(What is needed): Exactly as written, retype the listing below, omitting the pictures.

-=-=-

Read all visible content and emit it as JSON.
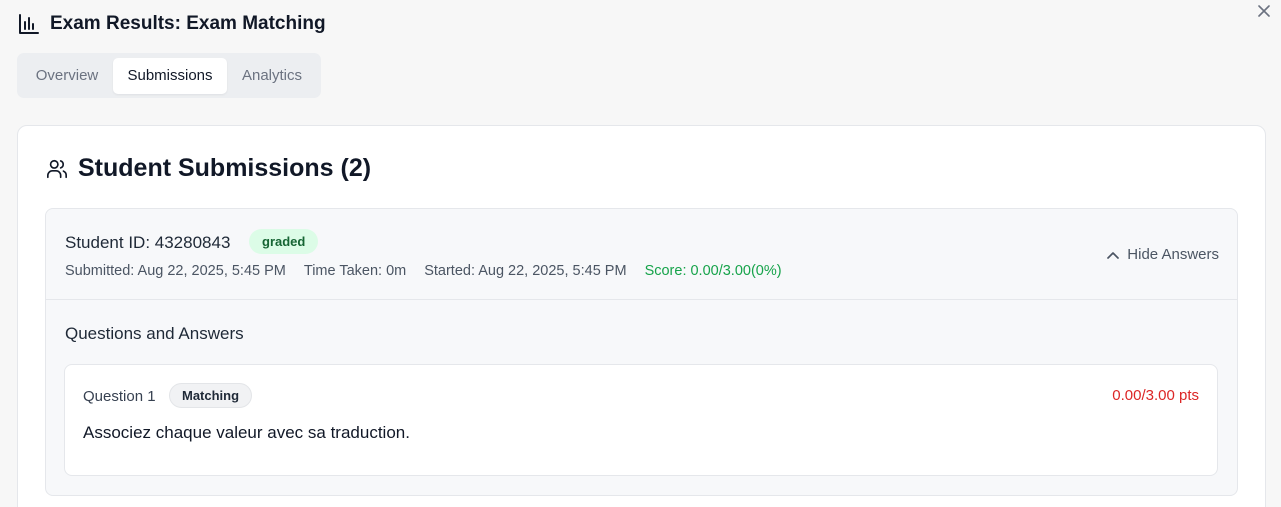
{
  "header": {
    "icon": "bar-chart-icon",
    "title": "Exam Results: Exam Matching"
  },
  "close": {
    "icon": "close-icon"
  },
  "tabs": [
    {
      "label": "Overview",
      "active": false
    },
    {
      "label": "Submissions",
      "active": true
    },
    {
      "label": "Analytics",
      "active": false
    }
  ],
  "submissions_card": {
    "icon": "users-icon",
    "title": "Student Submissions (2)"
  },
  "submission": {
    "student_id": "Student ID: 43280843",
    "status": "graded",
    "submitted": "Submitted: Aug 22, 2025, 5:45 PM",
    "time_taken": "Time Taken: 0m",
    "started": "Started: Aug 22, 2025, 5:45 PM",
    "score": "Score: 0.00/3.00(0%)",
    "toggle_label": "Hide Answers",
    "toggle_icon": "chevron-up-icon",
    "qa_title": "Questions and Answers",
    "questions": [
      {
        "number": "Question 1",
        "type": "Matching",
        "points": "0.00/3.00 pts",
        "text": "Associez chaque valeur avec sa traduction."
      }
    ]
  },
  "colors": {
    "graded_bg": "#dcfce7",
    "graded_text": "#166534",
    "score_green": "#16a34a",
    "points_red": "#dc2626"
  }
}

-=-=-

(Answer to this task):
Read all visible content and emit it as JSON.
{
  "header": {
    "icon": "bar-chart-icon",
    "title": "Exam Results: Exam Matching"
  },
  "close": {
    "icon": "close-icon"
  },
  "tabs": [
    {
      "label": "Overview",
      "active": false
    },
    {
      "label": "Submissions",
      "active": true
    },
    {
      "label": "Analytics",
      "active": false
    }
  ],
  "submissions_card": {
    "icon": "users-icon",
    "title": "Student Submissions (2)"
  },
  "submission": {
    "student_id": "Student ID: 43280843",
    "status": "graded",
    "submitted": "Submitted: Aug 22, 2025, 5:45 PM",
    "time_taken": "Time Taken: 0m",
    "started": "Started: Aug 22, 2025, 5:45 PM",
    "score": "Score: 0.00/3.00(0%)",
    "toggle_label": "Hide Answers",
    "toggle_icon": "chevron-up-icon",
    "qa_title": "Questions and Answers",
    "questions": [
      {
        "number": "Question 1",
        "type": "Matching",
        "points": "0.00/3.00 pts",
        "text": "Associez chaque valeur avec sa traduction."
      }
    ]
  },
  "colors": {
    "graded_bg": "#dcfce7",
    "graded_text": "#166534",
    "score_green": "#16a34a",
    "points_red": "#dc2626"
  }
}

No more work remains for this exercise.